_Given exercise_.
Repeat each entry word for word. Leave any images out of the copy.

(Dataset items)
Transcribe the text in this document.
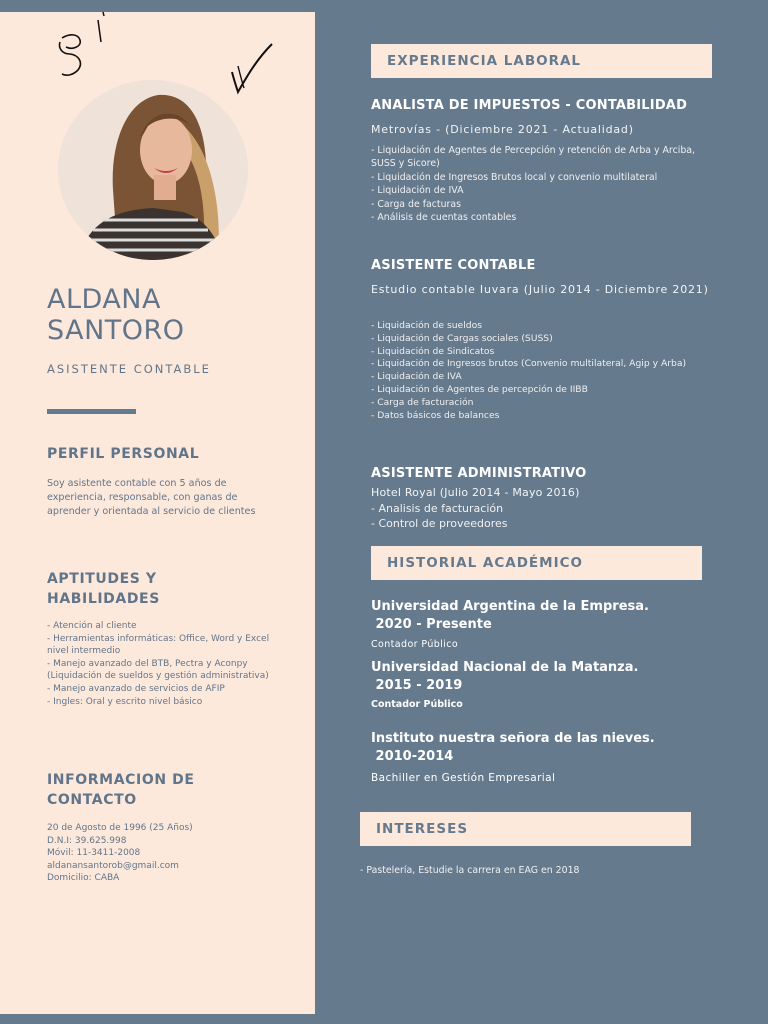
ALDANA
SANTORO
ASISTENTE CONTABLE
PERFIL PERSONAL
Soy asistente contable con 5 años de experiencia, responsable, con ganas de aprender y orientada al servicio de clientes
APTITUDES Y HABILIDADES
- Atención al cliente
- Herramientas informáticas: Office, Word y Excel nivel intermedio
- Manejo avanzado del BTB, Pectra y Aconpy (Liquidación de sueldos y gestión administrativa)
- Manejo avanzado de servicios de AFIP
- Ingles: Oral y escrito nivel básico
INFORMACION DE CONTACTO
20 de Agosto de 1996 (25 Años)
D.N.I: 39.625.998
Móvil: 11-3411-2008
aldanansantorob@gmail.com
Domicilio: CABA
EXPERIENCIA LABORAL
ANALISTA DE IMPUESTOS - CONTABILIDAD
Metrovías - (Diciembre 2021 - Actualidad)
- Liquidación de Agentes de Percepción y retención de Arba y Arciba, SUSS y Sicore)
- Liquidación de Ingresos Brutos local y convenio multilateral
- Liquidación de IVA
- Carga de facturas
- Análisis de cuentas contables
ASISTENTE CONTABLE
Estudio contable Iuvara (Julio 2014 - Diciembre 2021)
- Liquidación de sueldos
- Liquidación de Cargas sociales (SUSS)
- Liquidación de Sindicatos
- Liquidación de Ingresos brutos (Convenio multilateral, Agip y Arba)
- Liquidación de IVA
- Liquidación de Agentes de percepción de IIBB
- Carga de facturación
- Datos básicos de balances
ASISTENTE ADMINISTRATIVO
Hotel Royal (Julio 2014 - Mayo 2016)
- Analisis de facturación
- Control de proveedores
HISTORIAL ACADÉMICO
Universidad Argentina de la Empresa.
2020 - Presente
Contador Público
Universidad Nacional de la Matanza.
2015 - 2019
Contador Público
Instituto nuestra señora de las nieves.
2010-2014
Bachiller en Gestión Empresarial
INTERESES
- Pastelería, Estudie la carrera en EAG en 2018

_Answer to the problem_.
Transcribe the text in this document.
ALDANA
SANTORO
ASISTENTE CONTABLE
PERFIL PERSONAL
Soy asistente contable con 5 años de experiencia, responsable, con ganas de aprender y orientada al servicio de clientes
APTITUDES Y HABILIDADES
- Atención al cliente
- Herramientas informáticas: Office, Word y Excel nivel intermedio
- Manejo avanzado del BTB, Pectra y Aconpy (Liquidación de sueldos y gestión administrativa)
- Manejo avanzado de servicios de AFIP
- Ingles: Oral y escrito nivel básico
INFORMACION DE CONTACTO
20 de Agosto de 1996 (25 Años)
D.N.I: 39.625.998
Móvil: 11-3411-2008
aldanansantorob@gmail.com
Domicilio: CABA
EXPERIENCIA LABORAL
ANALISTA DE IMPUESTOS - CONTABILIDAD
Metrovías - (Diciembre 2021 - Actualidad)
- Liquidación de Agentes de Percepción y retención de Arba y Arciba, SUSS y Sicore)
- Liquidación de Ingresos Brutos local y convenio multilateral
- Liquidación de IVA
- Carga de facturas
- Análisis de cuentas contables
ASISTENTE CONTABLE
Estudio contable Iuvara (Julio 2014 - Diciembre 2021)
- Liquidación de sueldos
- Liquidación de Cargas sociales (SUSS)
- Liquidación de Sindicatos
- Liquidación de Ingresos brutos (Convenio multilateral, Agip y Arba)
- Liquidación de IVA
- Liquidación de Agentes de percepción de IIBB
- Carga de facturación
- Datos básicos de balances
ASISTENTE ADMINISTRATIVO
Hotel Royal (Julio 2014 - Mayo 2016)
- Analisis de facturación
- Control de proveedores
HISTORIAL ACADÉMICO
Universidad Argentina de la Empresa.
2020 - Presente
Contador Público
Universidad Nacional de la Matanza.
2015 - 2019
Contador Público
Instituto nuestra señora de las nieves.
2010-2014
Bachiller en Gestión Empresarial
INTERESES
- Pastelería, Estudie la carrera en EAG en 2018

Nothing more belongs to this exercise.